YOUR OBJECTIVE: Your task is to output the listing word for word, with pictures excluded.
[Start of section]
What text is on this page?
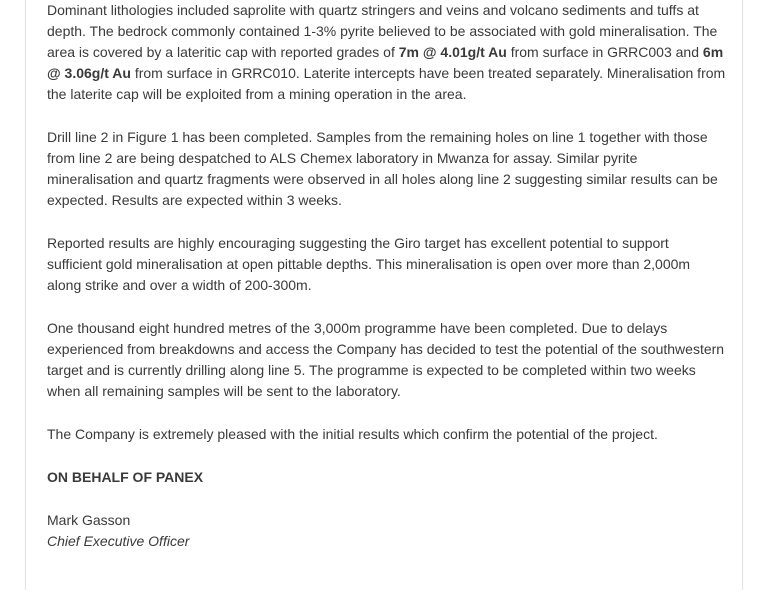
Dominant lithologies included saprolite with quartz stringers and veins and volcano sediments and tuffs at depth. The bedrock commonly contained 1-3% pyrite believed to be associated with gold mineralisation. The area is covered by a lateritic cap with reported grades of 7m @ 4.01g/t Au from surface in GRRC003 and 6m @ 3.06g/t Au from surface in GRRC010. Laterite intercepts have been treated separately. Mineralisation from the laterite cap will be exploited from a mining operation in the area.

Drill line 2 in Figure 1 has been completed. Samples from the remaining holes on line 1 together with those from line 2 are being despatched to ALS Chemex laboratory in Mwanza for assay. Similar pyrite mineralisation and quartz fragments were observed in all holes along line 2 suggesting similar results can be expected. Results are expected within 3 weeks.

Reported results are highly encouraging suggesting the Giro target has excellent potential to support sufficient gold mineralisation at open pittable depths. This mineralisation is open over more than 2,000m along strike and over a width of 200-300m.

One thousand eight hundred metres of the 3,000m programme have been completed. Due to delays experienced from breakdowns and access the Company has decided to test the potential of the southwestern target and is currently drilling along line 5. The programme is expected to be completed within two weeks when all remaining samples will be sent to the laboratory.

The Company is extremely pleased with the initial results which confirm the potential of the project.

ON BEHALF OF PANEX

Mark Gasson
Chief Executive Officer
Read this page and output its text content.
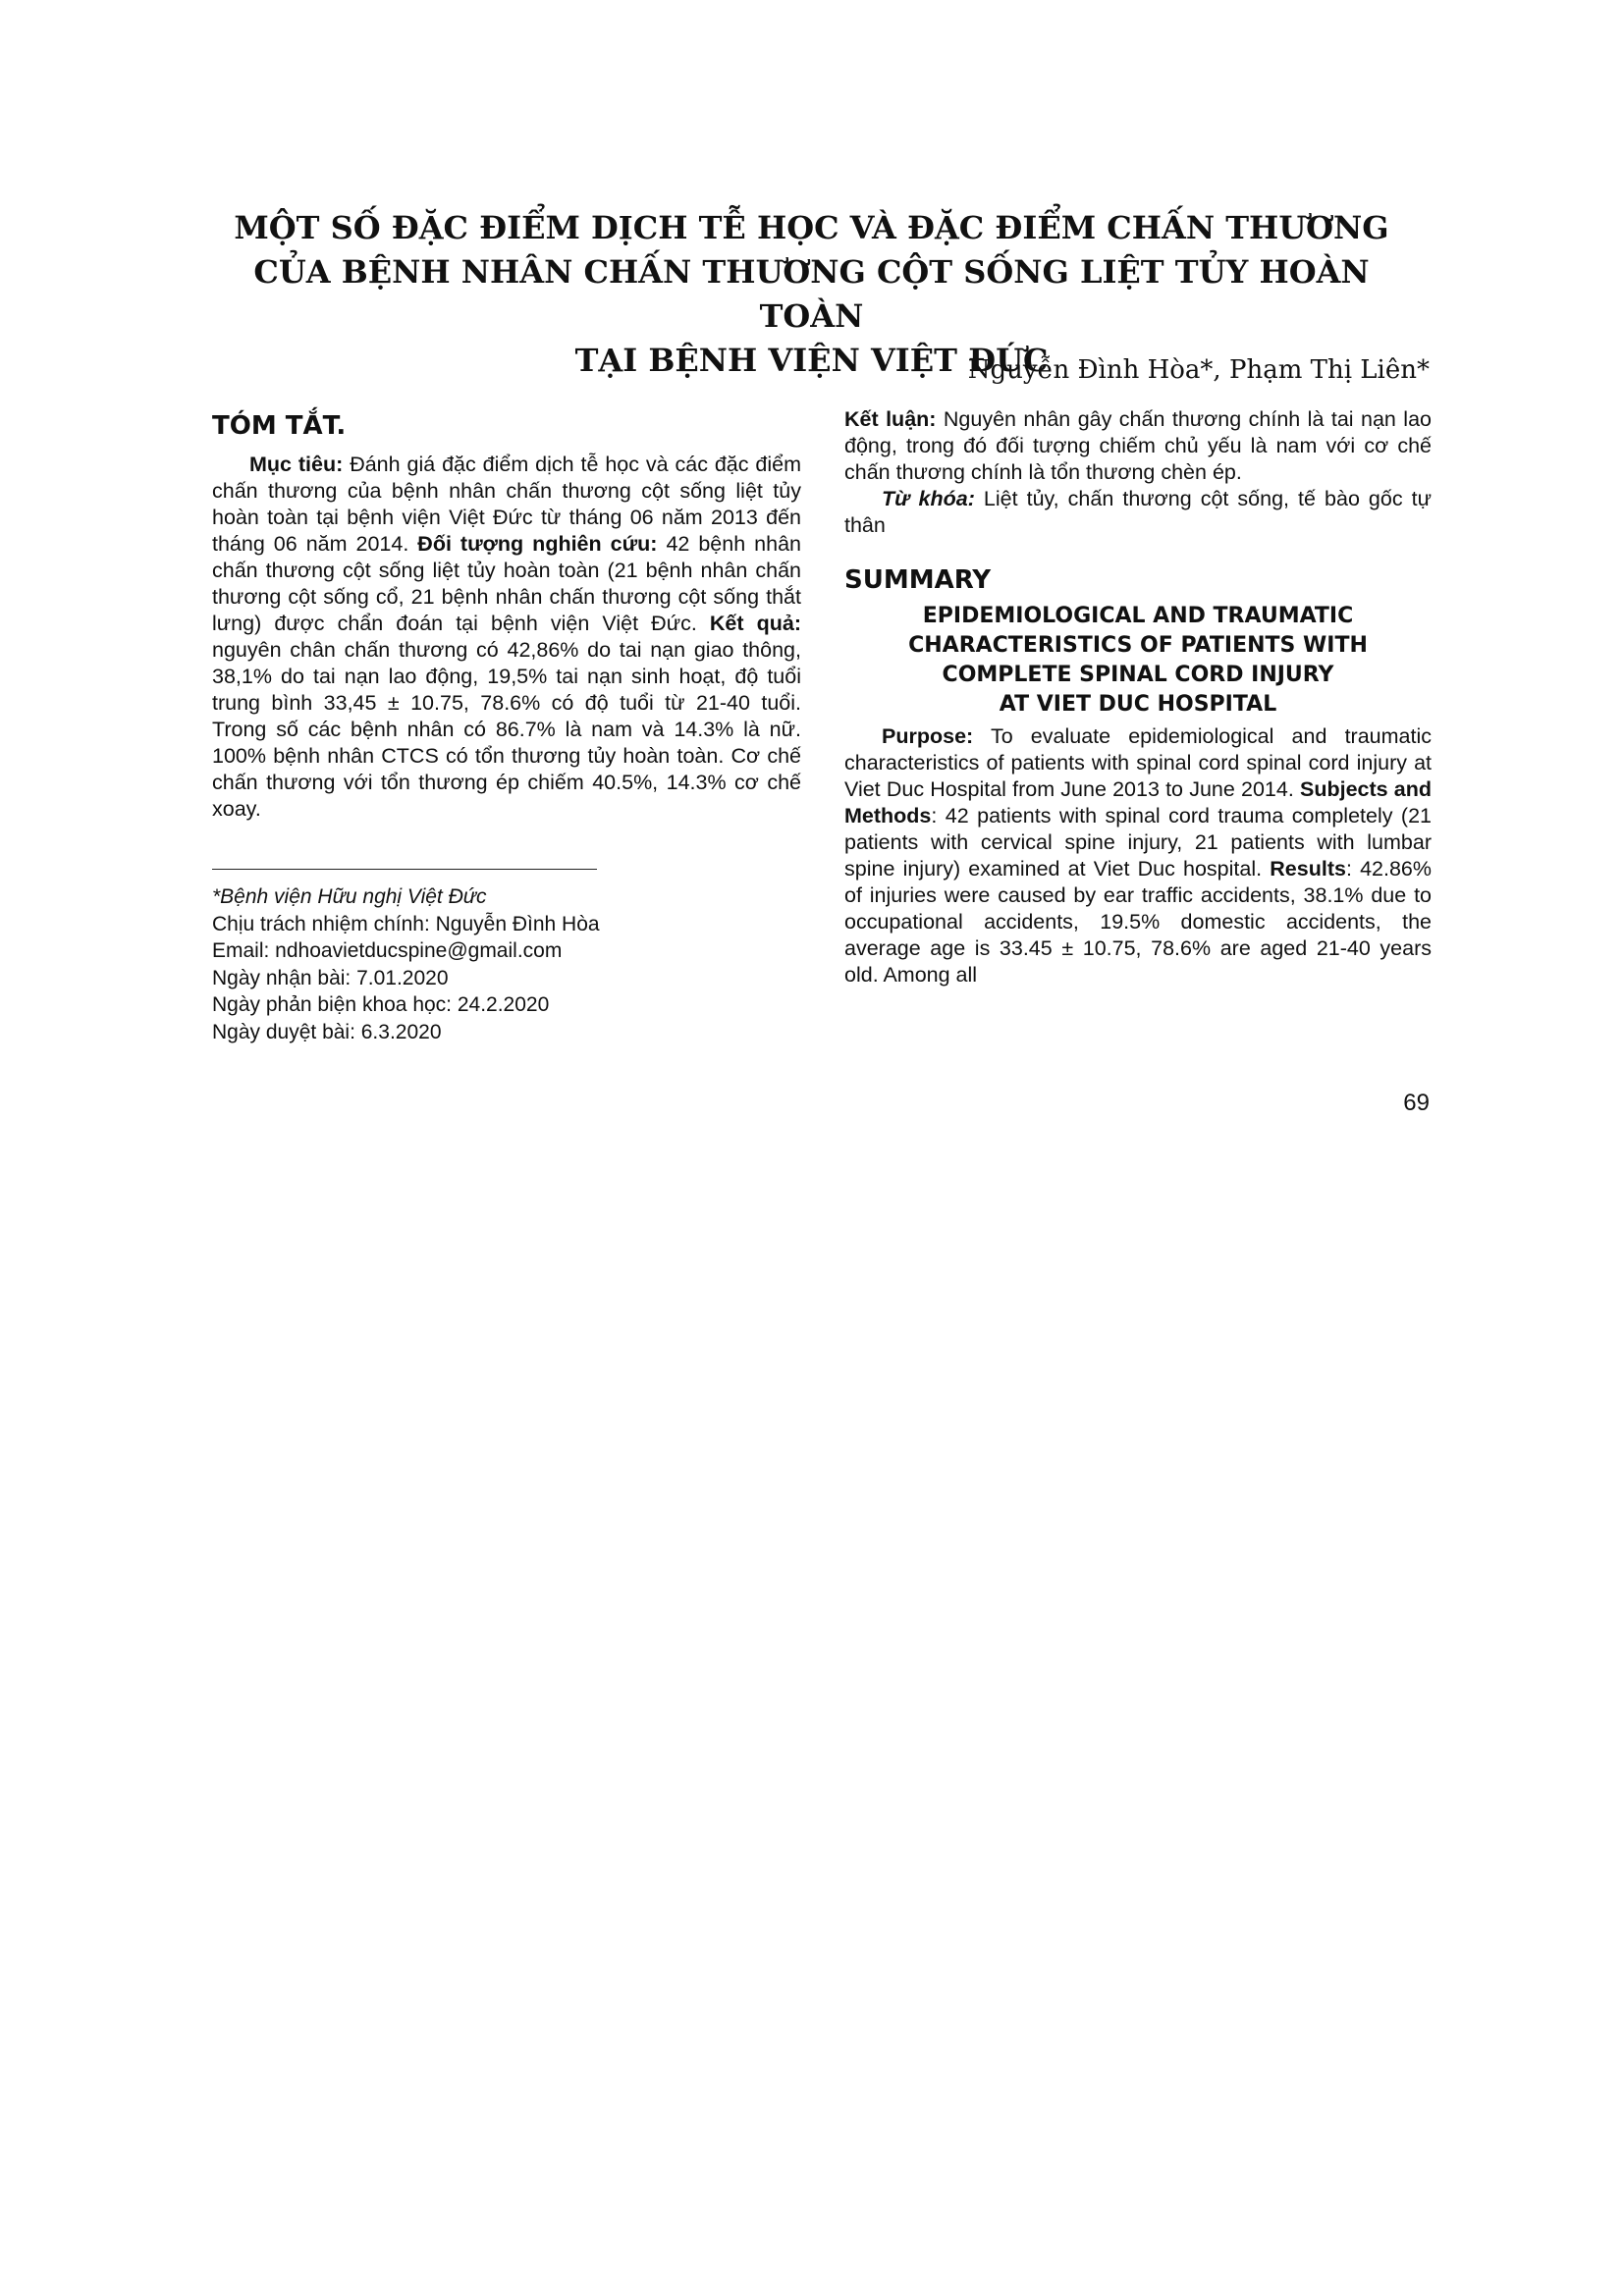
MỘT SỐ ĐẶC ĐIỂM DỊCH TỄ HỌC VÀ ĐẶC ĐIỂM CHẤN THƯƠNG
CỦA BỆNH NHÂN CHẤN THƯƠNG CỘT SỐNG LIỆT TỦY HOÀN TOÀN
TẠI BỆNH VIỆN VIỆT ĐỨC
Nguyễn Đình Hòa*, Phạm Thị Liên*
TÓM TẮT.

Mục tiêu: Đánh giá đặc điểm dịch tễ học và các đặc điểm chấn thương của bệnh nhân chấn thương cột sống liệt tủy hoàn toàn tại bệnh viện Việt Đức từ tháng 06 năm 2013 đến tháng 06 năm 2014. Đối tượng nghiên cứu: 42 bệnh nhân chấn thương cột sống liệt tủy hoàn toàn (21 bệnh nhân chấn thương cột sống cổ, 21 bệnh nhân chấn thương cột sống thắt lưng) được chẩn đoán tại bệnh viện Việt Đức. Kết quả: nguyên chân chấn thương có 42,86% do tai nạn giao thông, 38,1% do tai nạn lao động, 19,5% tai nạn sinh hoạt, độ tuổi trung bình 33,45 ± 10.75, 78.6% có độ tuổi từ 21-40 tuổi. Trong số các bệnh nhân có 86.7% là nam và 14.3% là nữ. 100% bệnh nhân CTCS có tổn thương tủy hoàn toàn. Cơ chế chấn thương với tổn thương ép chiếm 40.5%, 14.3% cơ chế xoay.

Kết luận: Nguyên nhân gây chấn thương chính là tai nạn lao động, trong đó đối tượng chiếm chủ yếu là nam với cơ chế chấn thương chính là tổn thương chèn ép.

Từ khóa: Liệt tủy, chấn thương cột sống, tế bào gốc tự thân

SUMMARY
EPIDEMIOLOGICAL AND TRAUMATIC
CHARACTERISTICS OF PATIENTS WITH
COMPLETE SPINAL CORD INJURY
AT VIET DUC HOSPITAL

Purpose: To evaluate epidemiological and traumatic characteristics of patients with spinal cord spinal cord injury at Viet Duc Hospital from June 2013 to June 2014. Subjects and Methods: 42 patients with spinal cord trauma completely (21 patients with cervical spine injury, 21 patients with lumbar spine injury) examined at Viet Duc hospital. Results: 42.86% of injuries were caused by ear traffic accidents, 38.1% due to occupational accidents, 19.5% domestic accidents, the average age is 33.45 ± 10.75, 78.6% are aged 21-40 years old. Among all

*Bệnh viện Hữu nghị Việt Đức
Chịu trách nhiệm chính: Nguyễn Đình Hòa
Email: ndhoavietducspine@gmail.com
Ngày nhận bài: 7.01.2020
Ngày phản biện khoa học: 24.2.2020
Ngày duyệt bài: 6.3.2020
69
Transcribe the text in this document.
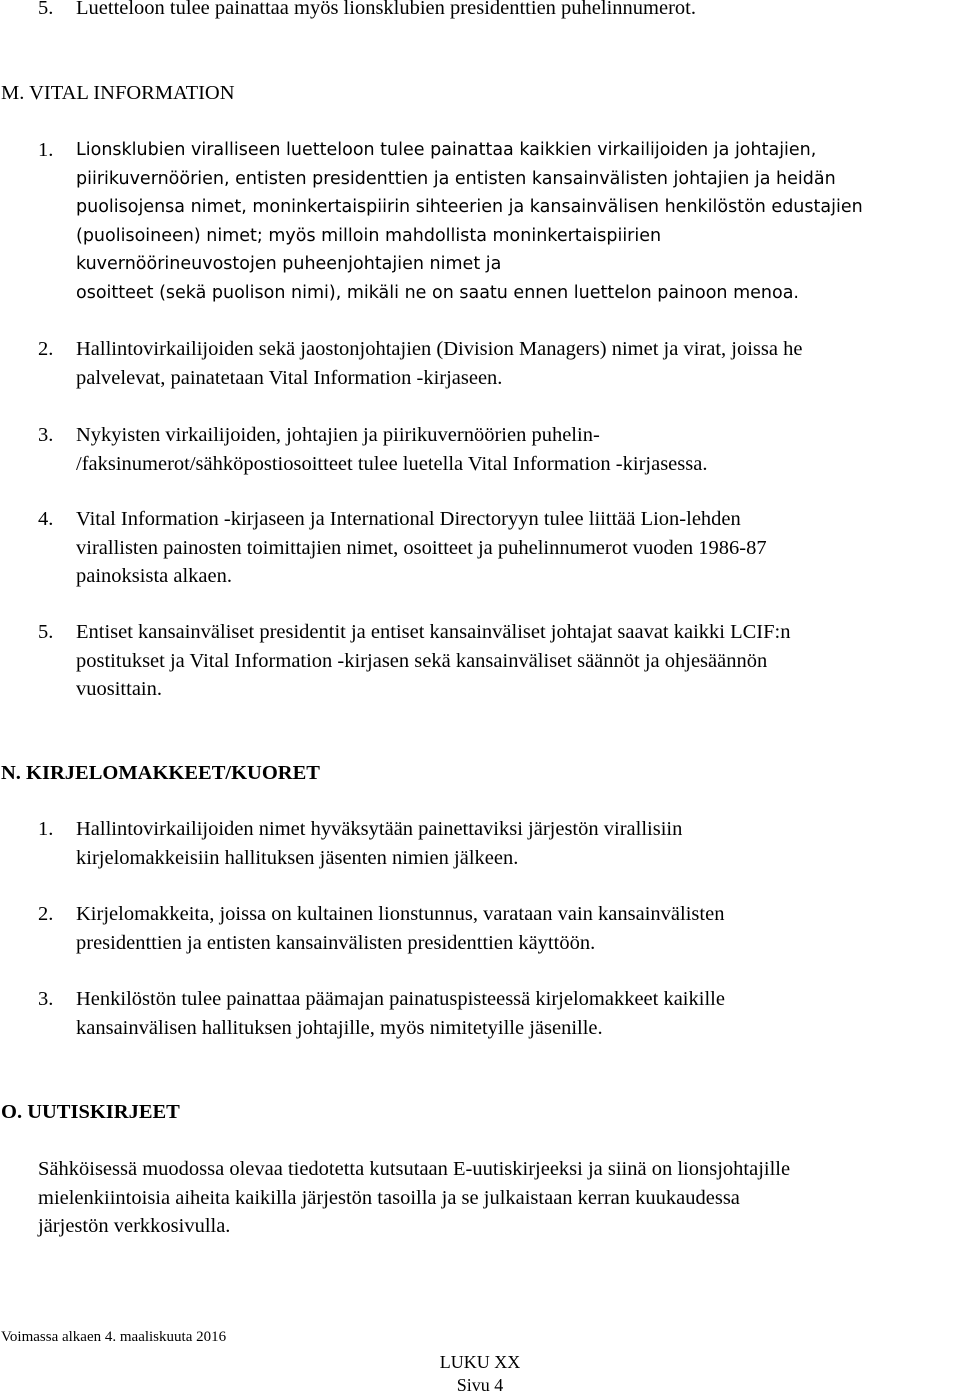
5. Luetteloon tulee painattaa myös lionsklubien presidenttien puhelinnumerot.
M. VITAL INFORMATION
1. Lionsklubien viralliseen luetteloon tulee painattaa kaikkien virkailijoiden ja johtajien,
piirikuvernöörien, entisten presidenttien ja entisten kansainvälisten johtajien ja heidän
puolisojensa nimet, moninkertaispiirin sihteerien ja kansainvälisen henkilöstön edustajien
(puolisoineen) nimet; myös milloin mahdollista moninkertaispiirien
kuvernöörineuvostojen puheenjohtajien nimet ja
osoitteet (sekä puolison nimi), mikäli ne on saatu ennen luettelon painoon menoa.
2. Hallintovirkailijoiden sekä jaostonjohtajien (Division Managers) nimet ja virat, joissa he
palvelevat, painatetaan Vital Information -kirjaseen.
3. Nykyisten virkailijoiden, johtajien ja piirikuvernöörien puhelin-
/faksinumerot/sähköpostiosoitteet tulee luetella Vital Information -kirjasessa.
4. Vital Information -kirjaseen ja International Directoryyn tulee liittää Lion-lehden
virallisten painosten toimittajien nimet, osoitteet ja puhelinnumerot vuoden 1986-87
painoksista alkaen.
5. Entiset kansainväliset presidentit ja entiset kansainväliset johtajat saavat kaikki LCIF:n
postitukset ja Vital Information -kirjasen sekä kansainväliset säännöt ja ohjesäännön
vuosittain.
N. KIRJELOMAKKEET/KUORET
1. Hallintovirkailijoiden nimet hyväksytään painettaviksi järjestön virallisiin
kirjelomakkeisiin hallituksen jäsenten nimien jälkeen.
2. Kirjelomakkeita, joissa on kultainen lionstunnus, varataan vain kansainvälisten
presidenttien ja entisten kansainvälisten presidenttien käyttöön.
3. Henkilöstön tulee painattaa päämajan painatuspisteessä kirjelomakkeet kaikille
kansainvälisen hallituksen johtajille, myös nimitetyille jäsenille.
O. UUTISKIRJEET
Sähköisessä muodossa olevaa tiedotetta kutsutaan E-uutiskirjeeksi ja siinä on lionsjohtajille
mielenkiintoisia aiheita kaikilla järjestön tasoilla ja se julkaistaan kerran kuukaudessa
järjestön verkkosivulla.
Voimassa alkaen 4. maaliskuuta 2016
LUKU XX
Sivu 4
[End of section]
SOLUTION TO THIS EXERCISE:
What text is on this page?
Dominant lithologies included saprolite with quartz stringers and veins and volcano sediments and tuffs at depth. The bedrock commonly contained 1-3% pyrite believed to be associated with gold mineralisation. The area is covered by a lateritic cap with reported grades of 7m @ 4.01g/t Au from surface in GRRC003 and 6m @ 3.06g/t Au from surface in GRRC010. Laterite intercepts have been treated separately. Mineralisation from the laterite cap will be exploited from a mining operation in the area.

Drill line 2 in Figure 1 has been completed. Samples from the remaining holes on line 1 together with those from line 2 are being despatched to ALS Chemex laboratory in Mwanza for assay. Similar pyrite mineralisation and quartz fragments were observed in all holes along line 2 suggesting similar results can be expected. Results are expected within 3 weeks.

Reported results are highly encouraging suggesting the Giro target has excellent potential to support sufficient gold mineralisation at open pittable depths. This mineralisation is open over more than 2,000m along strike and over a width of 200-300m.

One thousand eight hundred metres of the 3,000m programme have been completed. Due to delays experienced from breakdowns and access the Company has decided to test the potential of the southwestern target and is currently drilling along line 5. The programme is expected to be completed within two weeks when all remaining samples will be sent to the laboratory.

The Company is extremely pleased with the initial results which confirm the potential of the project.

ON BEHALF OF PANEX

Mark Gasson
Chief Executive Officer
Read this page and output its text content.
MỘT SỐ ĐẶC ĐIỂM DỊCH TỄ HỌC VÀ ĐẶC ĐIỂM CHẤN THƯƠNG
CỦA BỆNH NHÂN CHẤN THƯƠNG CỘT SỐNG LIỆT TỦY HOÀN TOÀN
TẠI BỆNH VIỆN VIỆT ĐỨC
Nguyễn Đình Hòa*, Phạm Thị Liên*
TÓM TẮT.

Mục tiêu: Đánh giá đặc điểm dịch tễ học và các đặc điểm chấn thương của bệnh nhân chấn thương cột sống liệt tủy hoàn toàn tại bệnh viện Việt Đức từ tháng 06 năm 2013 đến tháng 06 năm 2014. Đối tượng nghiên cứu: 42 bệnh nhân chấn thương cột sống liệt tủy hoàn toàn (21 bệnh nhân chấn thương cột sống cổ, 21 bệnh nhân chấn thương cột sống thắt lưng) được chẩn đoán tại bệnh viện Việt Đức. Kết quả: nguyên chân chấn thương có 42,86% do tai nạn giao thông, 38,1% do tai nạn lao động, 19,5% tai nạn sinh hoạt, độ tuổi trung bình 33,45 ± 10.75, 78.6% có độ tuổi từ 21-40 tuổi. Trong số các bệnh nhân có 86.7% là nam và 14.3% là nữ. 100% bệnh nhân CTCS có tổn thương tủy hoàn toàn. Cơ chế chấn thương với tổn thương ép chiếm 40.5%, 14.3% cơ chế xoay.

Kết luận: Nguyên nhân gây chấn thương chính là tai nạn lao động, trong đó đối tượng chiếm chủ yếu là nam với cơ chế chấn thương chính là tổn thương chèn ép.

Từ khóa: Liệt tủy, chấn thương cột sống, tế bào gốc tự thân

SUMMARY
EPIDEMIOLOGICAL AND TRAUMATIC
CHARACTERISTICS OF PATIENTS WITH
COMPLETE SPINAL CORD INJURY
AT VIET DUC HOSPITAL

Purpose: To evaluate epidemiological and traumatic characteristics of patients with spinal cord spinal cord injury at Viet Duc Hospital from June 2013 to June 2014. Subjects and Methods: 42 patients with spinal cord trauma completely (21 patients with cervical spine injury, 21 patients with lumbar spine injury) examined at Viet Duc hospital. Results: 42.86% of injuries were caused by ear traffic accidents, 38.1% due to occupational accidents, 19.5% domestic accidents, the average age is 33.45 ± 10.75, 78.6% are aged 21-40 years old. Among all

*Bệnh viện Hữu nghị Việt Đức
Chịu trách nhiệm chính: Nguyễn Đình Hòa
Email: ndhoavietducspine@gmail.com
Ngày nhận bài: 7.01.2020
Ngày phản biện khoa học: 24.2.2020
Ngày duyệt bài: 6.3.2020
69
Transcribe the text in this document.
5. Luetteloon tulee painattaa myös lionsklubien presidenttien puhelinnumerot.
M. VITAL INFORMATION
1. Lionsklubien viralliseen luetteloon tulee painattaa kaikkien virkailijoiden ja johtajien,
piirikuvernöörien, entisten presidenttien ja entisten kansainvälisten johtajien ja heidän
puolisojensa nimet, moninkertaispiirin sihteerien ja kansainvälisen henkilöstön edustajien
(puolisoineen) nimet; myös milloin mahdollista moninkertaispiirien
kuvernöörineuvostojen puheenjohtajien nimet ja
osoitteet (sekä puolison nimi), mikäli ne on saatu ennen luettelon painoon menoa.
2. Hallintovirkailijoiden sekä jaostonjohtajien (Division Managers) nimet ja virat, joissa he
palvelevat, painatetaan Vital Information -kirjaseen.
3. Nykyisten virkailijoiden, johtajien ja piirikuvernöörien puhelin-
/faksinumerot/sähköpostiosoitteet tulee luetella Vital Information -kirjasessa.
4. Vital Information -kirjaseen ja International Directoryyn tulee liittää Lion-lehden
virallisten painosten toimittajien nimet, osoitteet ja puhelinnumerot vuoden 1986-87
painoksista alkaen.
5. Entiset kansainväliset presidentit ja entiset kansainväliset johtajat saavat kaikki LCIF:n
postitukset ja Vital Information -kirjasen sekä kansainväliset säännöt ja ohjesäännön
vuosittain.
N. KIRJELOMAKKEET/KUORET
1. Hallintovirkailijoiden nimet hyväksytään painettaviksi järjestön virallisiin
kirjelomakkeisiin hallituksen jäsenten nimien jälkeen.
2. Kirjelomakkeita, joissa on kultainen lionstunnus, varataan vain kansainvälisten
presidenttien ja entisten kansainvälisten presidenttien käyttöön.
3. Henkilöstön tulee painattaa päämajan painatuspisteessä kirjelomakkeet kaikille
kansainvälisen hallituksen johtajille, myös nimitetyille jäsenille.
O. UUTISKIRJEET
Sähköisessä muodossa olevaa tiedotetta kutsutaan E-uutiskirjeeksi ja siinä on lionsjohtajille
mielenkiintoisia aiheita kaikilla järjestön tasoilla ja se julkaistaan kerran kuukaudessa
järjestön verkkosivulla.
Voimassa alkaen 4. maaliskuuta 2016
LUKU XX
Sivu 4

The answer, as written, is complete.